(Dataset records)
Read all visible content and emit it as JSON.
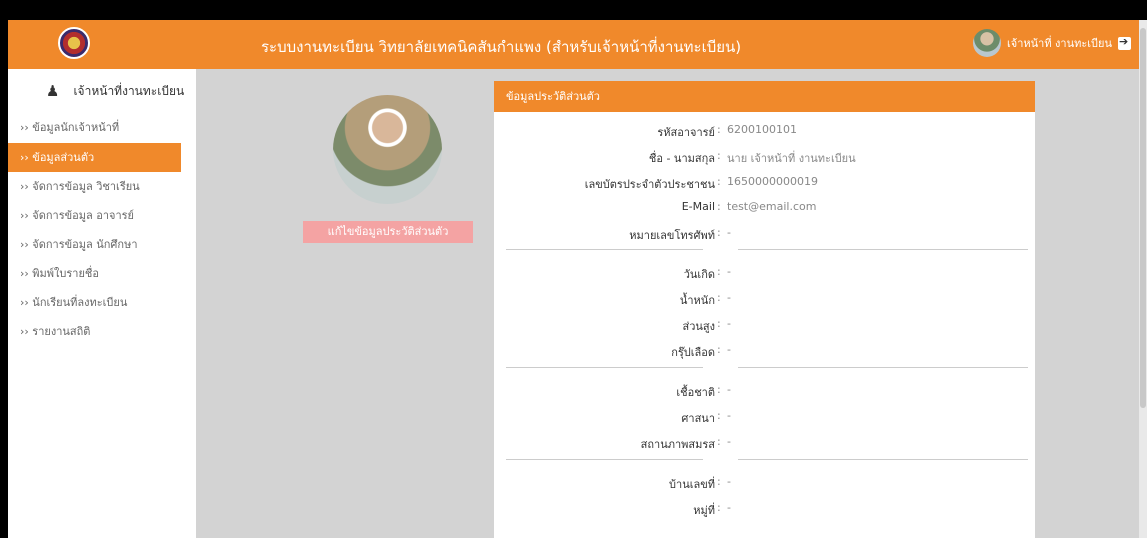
{
  "header": {
    "title": "ระบบงานทะเบียน วิทยาลัยเทคนิคสันกำแพง (สำหรับเจ้าหน้าที่งานทะเบียน)",
    "user_name": "เจ้าหน้าที่ งานทะเบียน"
  },
  "sidebar": {
    "user_label": "เจ้าหน้าที่งานทะเบียน",
    "items": [
      {
        "label": "›› ข้อมูลนักเจ้าหน้าที่"
      },
      {
        "label": "›› ข้อมูลส่วนตัว"
      },
      {
        "label": "›› จัดการข้อมูล วิชาเรียน"
      },
      {
        "label": "›› จัดการข้อมูล อาจารย์"
      },
      {
        "label": "›› จัดการข้อมูล นักศึกษา"
      },
      {
        "label": "›› พิมพ์ใบรายชื่อ"
      },
      {
        "label": "›› นักเรียนที่ลงทะเบียน"
      },
      {
        "label": "›› รายงานสถิติ"
      }
    ]
  },
  "profile": {
    "edit_button": "แก้ไขข้อมูลประวัติส่วนตัว"
  },
  "card": {
    "title": "ข้อมูลประวัติส่วนตัว",
    "rows": [
      {
        "label": "รหัสอาจารย์",
        "value": "6200100101"
      },
      {
        "label": "ชื่อ - นามสกุล",
        "value": "นาย เจ้าหน้าที่ งานทะเบียน"
      },
      {
        "label": "เลขบัตรประจำตัวประชาชน",
        "value": "1650000000019"
      },
      {
        "label": "E-Mail",
        "value": "test@email.com"
      },
      {
        "label": "หมายเลขโทรศัพท์",
        "value": "-"
      },
      {
        "label": "วันเกิด",
        "value": "-"
      },
      {
        "label": "น้ำหนัก",
        "value": "-"
      },
      {
        "label": "ส่วนสูง",
        "value": "-"
      },
      {
        "label": "กรุ๊ปเลือด",
        "value": "-"
      },
      {
        "label": "เชื้อชาติ",
        "value": "-"
      },
      {
        "label": "ศาสนา",
        "value": "-"
      },
      {
        "label": "สถานภาพสมรส",
        "value": "-"
      },
      {
        "label": "บ้านเลขที่",
        "value": "-"
      },
      {
        "label": "หมู่ที่",
        "value": "-"
      }
    ]
  },
  "colors": {
    "accent": "#f0892b",
    "edit_button": "#f4a3a3",
    "background": "#d3d3d3"
  }
}
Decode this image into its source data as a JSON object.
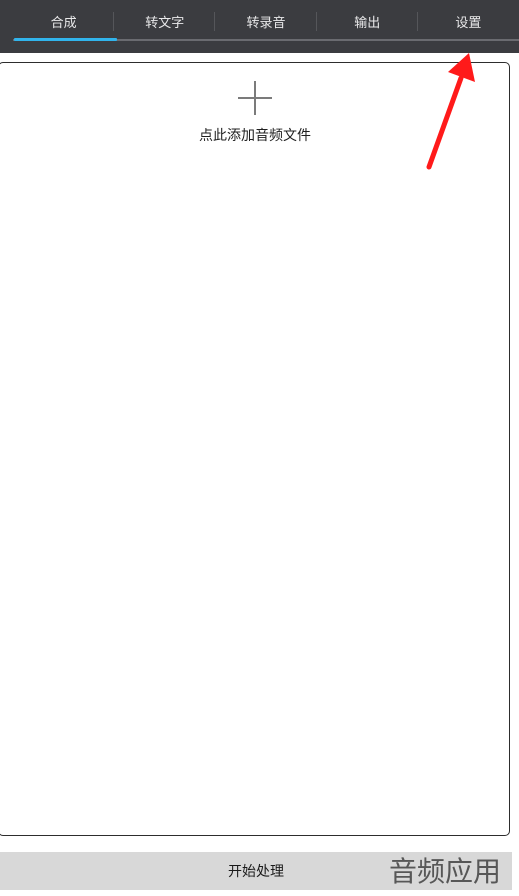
{
  "tabs": [
    {
      "label": "合成",
      "active": true
    },
    {
      "label": "转文字",
      "active": false
    },
    {
      "label": "转录音",
      "active": false
    },
    {
      "label": "输出",
      "active": false
    },
    {
      "label": "设置",
      "active": false
    }
  ],
  "dropzone": {
    "add_label": "点此添加音频文件",
    "icon": "plus-icon"
  },
  "bottom": {
    "start_label": "开始处理"
  },
  "watermark": "音频应用",
  "colors": {
    "tabbar_bg": "#3b3c40",
    "active_accent": "#31b4ec",
    "annotation_arrow": "#ff1a1a"
  }
}
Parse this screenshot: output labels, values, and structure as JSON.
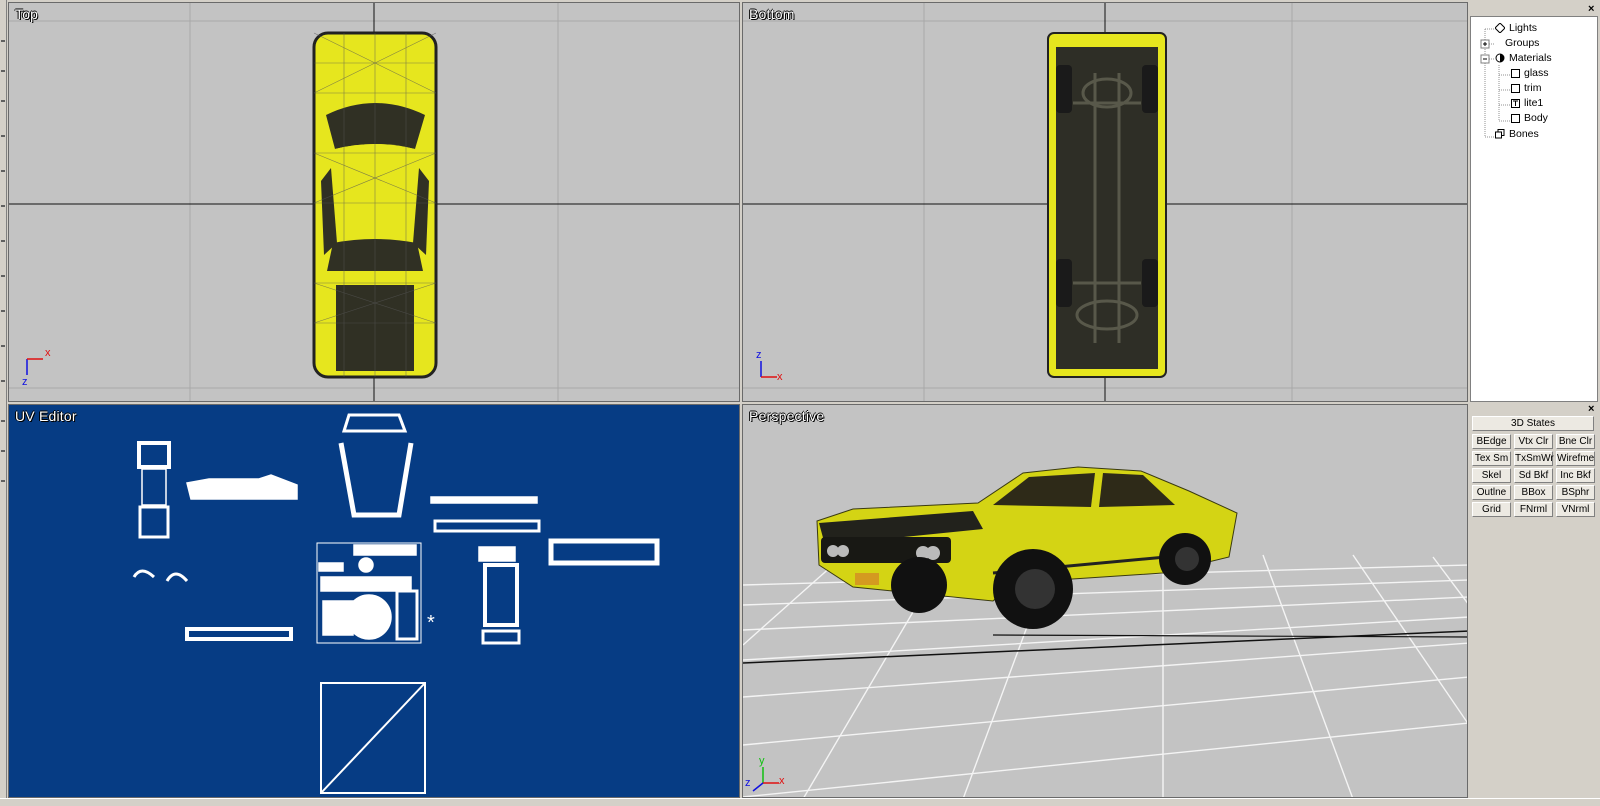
{
  "viewports": {
    "top": {
      "label": "Top"
    },
    "bottom": {
      "label": "Bottom"
    },
    "uv": {
      "label": "UV Editor"
    },
    "perspective": {
      "label": "Perspective"
    }
  },
  "axes": {
    "x": "x",
    "y": "y",
    "z": "z"
  },
  "tree": {
    "items": [
      {
        "label": "Lights",
        "icon": "light-icon"
      },
      {
        "label": "Groups",
        "icon": "group-icon"
      },
      {
        "label": "Materials",
        "icon": "material-icon"
      },
      {
        "label": "glass",
        "icon": "material-swatch-icon"
      },
      {
        "label": "trim",
        "icon": "material-swatch-icon"
      },
      {
        "label": "lite1",
        "icon": "texture-icon"
      },
      {
        "label": "Body",
        "icon": "material-swatch-icon"
      },
      {
        "label": "Bones",
        "icon": "bone-icon"
      }
    ]
  },
  "states": {
    "title": "3D States",
    "buttons": [
      "BEdge",
      "Vtx Clr",
      "Bne Clr",
      "Tex Sm",
      "TxSmWr",
      "Wirefme",
      "Skel",
      "Sd Bkf",
      "Inc Bkf",
      "Outlne",
      "BBox",
      "BSphr",
      "Grid",
      "FNrml",
      "VNrml"
    ]
  },
  "colors": {
    "viewport_bg": "#c3c3c3",
    "uv_bg": "#063c84",
    "car_yellow": "#e6e61e",
    "axis_x": "#e01010",
    "axis_y": "#10c010",
    "axis_z": "#1010e0"
  }
}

WRITTEN TASK.
Without the pictures, return all the records precisely as they stand.

WRITTEN ANSWER.
Read all visible content and emit it as JSON.
{
  "header": {
    "title": "ระบบงานทะเบียน วิทยาลัยเทคนิคสันกำแพง (สำหรับเจ้าหน้าที่งานทะเบียน)",
    "user_name": "เจ้าหน้าที่ งานทะเบียน"
  },
  "sidebar": {
    "user_label": "เจ้าหน้าที่งานทะเบียน",
    "items": [
      {
        "label": "›› ข้อมูลนักเจ้าหน้าที่"
      },
      {
        "label": "›› ข้อมูลส่วนตัว"
      },
      {
        "label": "›› จัดการข้อมูล วิชาเรียน"
      },
      {
        "label": "›› จัดการข้อมูล อาจารย์"
      },
      {
        "label": "›› จัดการข้อมูล นักศึกษา"
      },
      {
        "label": "›› พิมพ์ใบรายชื่อ"
      },
      {
        "label": "›› นักเรียนที่ลงทะเบียน"
      },
      {
        "label": "›› รายงานสถิติ"
      }
    ]
  },
  "profile": {
    "edit_button": "แก้ไขข้อมูลประวัติส่วนตัว"
  },
  "card": {
    "title": "ข้อมูลประวัติส่วนตัว",
    "rows": [
      {
        "label": "รหัสอาจารย์",
        "value": "6200100101"
      },
      {
        "label": "ชื่อ - นามสกุล",
        "value": "นาย เจ้าหน้าที่ งานทะเบียน"
      },
      {
        "label": "เลขบัตรประจำตัวประชาชน",
        "value": "1650000000019"
      },
      {
        "label": "E-Mail",
        "value": "test@email.com"
      },
      {
        "label": "หมายเลขโทรศัพท์",
        "value": "-"
      },
      {
        "label": "วันเกิด",
        "value": "-"
      },
      {
        "label": "น้ำหนัก",
        "value": "-"
      },
      {
        "label": "ส่วนสูง",
        "value": "-"
      },
      {
        "label": "กรุ๊ปเลือด",
        "value": "-"
      },
      {
        "label": "เชื้อชาติ",
        "value": "-"
      },
      {
        "label": "ศาสนา",
        "value": "-"
      },
      {
        "label": "สถานภาพสมรส",
        "value": "-"
      },
      {
        "label": "บ้านเลขที่",
        "value": "-"
      },
      {
        "label": "หมู่ที่",
        "value": "-"
      }
    ]
  },
  "colors": {
    "accent": "#f0892b",
    "edit_button": "#f4a3a3",
    "background": "#d3d3d3"
  }
}
Decode this image into its source data as a JSON object.
{
  "tabs": [
    {
      "label": "合成",
      "active": true
    },
    {
      "label": "转文字",
      "active": false
    },
    {
      "label": "转录音",
      "active": false
    },
    {
      "label": "输出",
      "active": false
    },
    {
      "label": "设置",
      "active": false
    }
  ],
  "dropzone": {
    "add_label": "点此添加音频文件",
    "icon": "plus-icon"
  },
  "bottom": {
    "start_label": "开始处理"
  },
  "watermark": "音频应用",
  "colors": {
    "tabbar_bg": "#3b3c40",
    "active_accent": "#31b4ec",
    "annotation_arrow": "#ff1a1a"
  }
}
Parse this screenshot: output labels, values, and structure as JSON.
{
  "viewports": {
    "top": {
      "label": "Top"
    },
    "bottom": {
      "label": "Bottom"
    },
    "uv": {
      "label": "UV Editor"
    },
    "perspective": {
      "label": "Perspective"
    }
  },
  "axes": {
    "x": "x",
    "y": "y",
    "z": "z"
  },
  "tree": {
    "items": [
      {
        "label": "Lights",
        "icon": "light-icon"
      },
      {
        "label": "Groups",
        "icon": "group-icon"
      },
      {
        "label": "Materials",
        "icon": "material-icon"
      },
      {
        "label": "glass",
        "icon": "material-swatch-icon"
      },
      {
        "label": "trim",
        "icon": "material-swatch-icon"
      },
      {
        "label": "lite1",
        "icon": "texture-icon"
      },
      {
        "label": "Body",
        "icon": "material-swatch-icon"
      },
      {
        "label": "Bones",
        "icon": "bone-icon"
      }
    ]
  },
  "states": {
    "title": "3D States",
    "buttons": [
      "BEdge",
      "Vtx Clr",
      "Bne Clr",
      "Tex Sm",
      "TxSmWr",
      "Wirefme",
      "Skel",
      "Sd Bkf",
      "Inc Bkf",
      "Outlne",
      "BBox",
      "BSphr",
      "Grid",
      "FNrml",
      "VNrml"
    ]
  },
  "colors": {
    "viewport_bg": "#c3c3c3",
    "uv_bg": "#063c84",
    "car_yellow": "#e6e61e",
    "axis_x": "#e01010",
    "axis_y": "#10c010",
    "axis_z": "#1010e0"
  }
}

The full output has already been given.